■ **TASK ITEM**
Once you have read the entries, copy all of them exactly.
+++ THE DATA
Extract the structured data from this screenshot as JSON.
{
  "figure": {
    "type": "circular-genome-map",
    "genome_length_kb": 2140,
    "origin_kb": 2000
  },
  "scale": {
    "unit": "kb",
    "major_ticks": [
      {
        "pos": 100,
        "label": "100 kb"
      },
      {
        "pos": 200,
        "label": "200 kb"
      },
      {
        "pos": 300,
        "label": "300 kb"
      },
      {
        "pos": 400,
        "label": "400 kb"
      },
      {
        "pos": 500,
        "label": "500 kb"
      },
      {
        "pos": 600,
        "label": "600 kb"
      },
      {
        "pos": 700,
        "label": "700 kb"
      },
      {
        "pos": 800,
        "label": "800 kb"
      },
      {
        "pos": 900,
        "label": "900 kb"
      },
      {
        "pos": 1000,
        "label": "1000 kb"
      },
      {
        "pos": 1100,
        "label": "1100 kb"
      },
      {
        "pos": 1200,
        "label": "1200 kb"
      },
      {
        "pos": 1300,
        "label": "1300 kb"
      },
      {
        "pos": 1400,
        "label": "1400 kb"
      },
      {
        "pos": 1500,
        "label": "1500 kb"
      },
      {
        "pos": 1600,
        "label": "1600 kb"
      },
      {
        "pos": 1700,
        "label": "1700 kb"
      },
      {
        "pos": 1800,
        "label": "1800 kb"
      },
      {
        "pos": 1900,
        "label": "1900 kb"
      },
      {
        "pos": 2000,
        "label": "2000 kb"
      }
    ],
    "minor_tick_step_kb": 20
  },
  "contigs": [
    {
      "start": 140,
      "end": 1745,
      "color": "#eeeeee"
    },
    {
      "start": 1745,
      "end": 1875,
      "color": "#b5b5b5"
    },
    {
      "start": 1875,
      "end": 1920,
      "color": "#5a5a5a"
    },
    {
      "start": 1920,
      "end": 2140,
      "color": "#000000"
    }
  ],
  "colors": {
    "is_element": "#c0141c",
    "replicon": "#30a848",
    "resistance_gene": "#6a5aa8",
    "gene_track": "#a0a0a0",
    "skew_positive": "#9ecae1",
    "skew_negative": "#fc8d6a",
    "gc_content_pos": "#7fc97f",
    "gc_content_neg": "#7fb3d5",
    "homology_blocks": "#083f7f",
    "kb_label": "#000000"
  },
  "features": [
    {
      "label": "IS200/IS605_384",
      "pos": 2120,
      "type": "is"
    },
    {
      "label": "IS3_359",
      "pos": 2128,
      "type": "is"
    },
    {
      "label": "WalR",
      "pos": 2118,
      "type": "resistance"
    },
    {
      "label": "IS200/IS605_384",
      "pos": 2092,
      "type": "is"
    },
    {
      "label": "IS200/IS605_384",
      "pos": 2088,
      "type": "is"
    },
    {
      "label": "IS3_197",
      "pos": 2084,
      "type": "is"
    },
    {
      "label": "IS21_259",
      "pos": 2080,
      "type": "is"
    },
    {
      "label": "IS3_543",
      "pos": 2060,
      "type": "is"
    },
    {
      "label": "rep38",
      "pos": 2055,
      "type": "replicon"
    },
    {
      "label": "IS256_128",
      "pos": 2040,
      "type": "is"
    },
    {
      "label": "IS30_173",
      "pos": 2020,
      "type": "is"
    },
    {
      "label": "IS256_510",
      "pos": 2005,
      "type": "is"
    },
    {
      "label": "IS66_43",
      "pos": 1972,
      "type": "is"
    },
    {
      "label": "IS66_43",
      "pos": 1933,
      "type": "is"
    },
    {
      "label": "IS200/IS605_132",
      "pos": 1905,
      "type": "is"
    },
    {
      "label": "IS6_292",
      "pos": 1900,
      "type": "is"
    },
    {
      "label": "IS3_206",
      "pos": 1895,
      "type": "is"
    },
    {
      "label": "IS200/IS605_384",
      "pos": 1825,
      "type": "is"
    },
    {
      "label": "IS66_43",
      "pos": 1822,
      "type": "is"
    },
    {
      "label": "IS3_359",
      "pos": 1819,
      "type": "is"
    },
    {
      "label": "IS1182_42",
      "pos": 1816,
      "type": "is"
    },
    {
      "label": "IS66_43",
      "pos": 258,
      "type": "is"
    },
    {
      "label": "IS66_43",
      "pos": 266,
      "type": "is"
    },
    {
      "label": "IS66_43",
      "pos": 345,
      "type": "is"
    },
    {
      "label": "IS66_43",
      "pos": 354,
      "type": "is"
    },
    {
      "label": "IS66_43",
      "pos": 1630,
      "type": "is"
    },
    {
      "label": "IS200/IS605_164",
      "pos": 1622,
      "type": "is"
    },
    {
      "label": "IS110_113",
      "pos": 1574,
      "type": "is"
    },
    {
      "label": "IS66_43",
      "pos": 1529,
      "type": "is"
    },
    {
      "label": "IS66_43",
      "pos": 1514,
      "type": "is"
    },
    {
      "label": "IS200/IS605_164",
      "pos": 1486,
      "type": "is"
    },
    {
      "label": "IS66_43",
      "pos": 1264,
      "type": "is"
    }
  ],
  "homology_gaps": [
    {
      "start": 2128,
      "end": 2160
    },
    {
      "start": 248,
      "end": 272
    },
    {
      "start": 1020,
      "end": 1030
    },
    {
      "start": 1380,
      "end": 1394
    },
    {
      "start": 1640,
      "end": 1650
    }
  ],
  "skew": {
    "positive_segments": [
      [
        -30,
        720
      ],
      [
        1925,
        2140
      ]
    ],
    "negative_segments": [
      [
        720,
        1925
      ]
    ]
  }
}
++++++
■ **SOLUTION**
Extract the structured data from this screenshot as JSON.
{
  "figure": {
    "type": "circular-genome-map",
    "genome_length_kb": 2140,
    "origin_kb": 2000
  },
  "scale": {
    "unit": "kb",
    "major_ticks": [
      {
        "pos": 100,
        "label": "100 kb"
      },
      {
        "pos": 200,
        "label": "200 kb"
      },
      {
        "pos": 300,
        "label": "300 kb"
      },
      {
        "pos": 400,
        "label": "400 kb"
      },
      {
        "pos": 500,
        "label": "500 kb"
      },
      {
        "pos": 600,
        "label": "600 kb"
      },
      {
        "pos": 700,
        "label": "700 kb"
      },
      {
        "pos": 800,
        "label": "800 kb"
      },
      {
        "pos": 900,
        "label": "900 kb"
      },
      {
        "pos": 1000,
        "label": "1000 kb"
      },
      {
        "pos": 1100,
        "label": "1100 kb"
      },
      {
        "pos": 1200,
        "label": "1200 kb"
      },
      {
        "pos": 1300,
        "label": "1300 kb"
      },
      {
        "pos": 1400,
        "label": "1400 kb"
      },
      {
        "pos": 1500,
        "label": "1500 kb"
      },
      {
        "pos": 1600,
        "label": "1600 kb"
      },
      {
        "pos": 1700,
        "label": "1700 kb"
      },
      {
        "pos": 1800,
        "label": "1800 kb"
      },
      {
        "pos": 1900,
        "label": "1900 kb"
      },
      {
        "pos": 2000,
        "label": "2000 kb"
      }
    ],
    "minor_tick_step_kb": 20
  },
  "contigs": [
    {
      "start": 140,
      "end": 1745,
      "color": "#eeeeee"
    },
    {
      "start": 1745,
      "end": 1875,
      "color": "#b5b5b5"
    },
    {
      "start": 1875,
      "end": 1920,
      "color": "#5a5a5a"
    },
    {
      "start": 1920,
      "end": 2140,
      "color": "#000000"
    }
  ],
  "colors": {
    "is_element": "#c0141c",
    "replicon": "#30a848",
    "resistance_gene": "#6a5aa8",
    "gene_track": "#a0a0a0",
    "skew_positive": "#9ecae1",
    "skew_negative": "#fc8d6a",
    "gc_content_pos": "#7fc97f",
    "gc_content_neg": "#7fb3d5",
    "homology_blocks": "#083f7f",
    "kb_label": "#000000"
  },
  "features": [
    {
      "label": "IS200/IS605_384",
      "pos": 2120,
      "type": "is"
    },
    {
      "label": "IS3_359",
      "pos": 2128,
      "type": "is"
    },
    {
      "label": "WalR",
      "pos": 2118,
      "type": "resistance"
    },
    {
      "label": "IS200/IS605_384",
      "pos": 2092,
      "type": "is"
    },
    {
      "label": "IS200/IS605_384",
      "pos": 2088,
      "type": "is"
    },
    {
      "label": "IS3_197",
      "pos": 2084,
      "type": "is"
    },
    {
      "label": "IS21_259",
      "pos": 2080,
      "type": "is"
    },
    {
      "label": "IS3_543",
      "pos": 2060,
      "type": "is"
    },
    {
      "label": "rep38",
      "pos": 2055,
      "type": "replicon"
    },
    {
      "label": "IS256_128",
      "pos": 2040,
      "type": "is"
    },
    {
      "label": "IS30_173",
      "pos": 2020,
      "type": "is"
    },
    {
      "label": "IS256_510",
      "pos": 2005,
      "type": "is"
    },
    {
      "label": "IS66_43",
      "pos": 1972,
      "type": "is"
    },
    {
      "label": "IS66_43",
      "pos": 1933,
      "type": "is"
    },
    {
      "label": "IS200/IS605_132",
      "pos": 1905,
      "type": "is"
    },
    {
      "label": "IS6_292",
      "pos": 1900,
      "type": "is"
    },
    {
      "label": "IS3_206",
      "pos": 1895,
      "type": "is"
    },
    {
      "label": "IS200/IS605_384",
      "pos": 1825,
      "type": "is"
    },
    {
      "label": "IS66_43",
      "pos": 1822,
      "type": "is"
    },
    {
      "label": "IS3_359",
      "pos": 1819,
      "type": "is"
    },
    {
      "label": "IS1182_42",
      "pos": 1816,
      "type": "is"
    },
    {
      "label": "IS66_43",
      "pos": 258,
      "type": "is"
    },
    {
      "label": "IS66_43",
      "pos": 266,
      "type": "is"
    },
    {
      "label": "IS66_43",
      "pos": 345,
      "type": "is"
    },
    {
      "label": "IS66_43",
      "pos": 354,
      "type": "is"
    },
    {
      "label": "IS66_43",
      "pos": 1630,
      "type": "is"
    },
    {
      "label": "IS200/IS605_164",
      "pos": 1622,
      "type": "is"
    },
    {
      "label": "IS110_113",
      "pos": 1574,
      "type": "is"
    },
    {
      "label": "IS66_43",
      "pos": 1529,
      "type": "is"
    },
    {
      "label": "IS66_43",
      "pos": 1514,
      "type": "is"
    },
    {
      "label": "IS200/IS605_164",
      "pos": 1486,
      "type": "is"
    },
    {
      "label": "IS66_43",
      "pos": 1264,
      "type": "is"
    }
  ],
  "homology_gaps": [
    {
      "start": 2128,
      "end": 2160
    },
    {
      "start": 248,
      "end": 272
    },
    {
      "start": 1020,
      "end": 1030
    },
    {
      "start": 1380,
      "end": 1394
    },
    {
      "start": 1640,
      "end": 1650
    }
  ],
  "skew": {
    "positive_segments": [
      [
        -30,
        720
      ],
      [
        1925,
        2140
      ]
    ],
    "negative_segments": [
      [
        720,
        1925
      ]
    ]
  }
}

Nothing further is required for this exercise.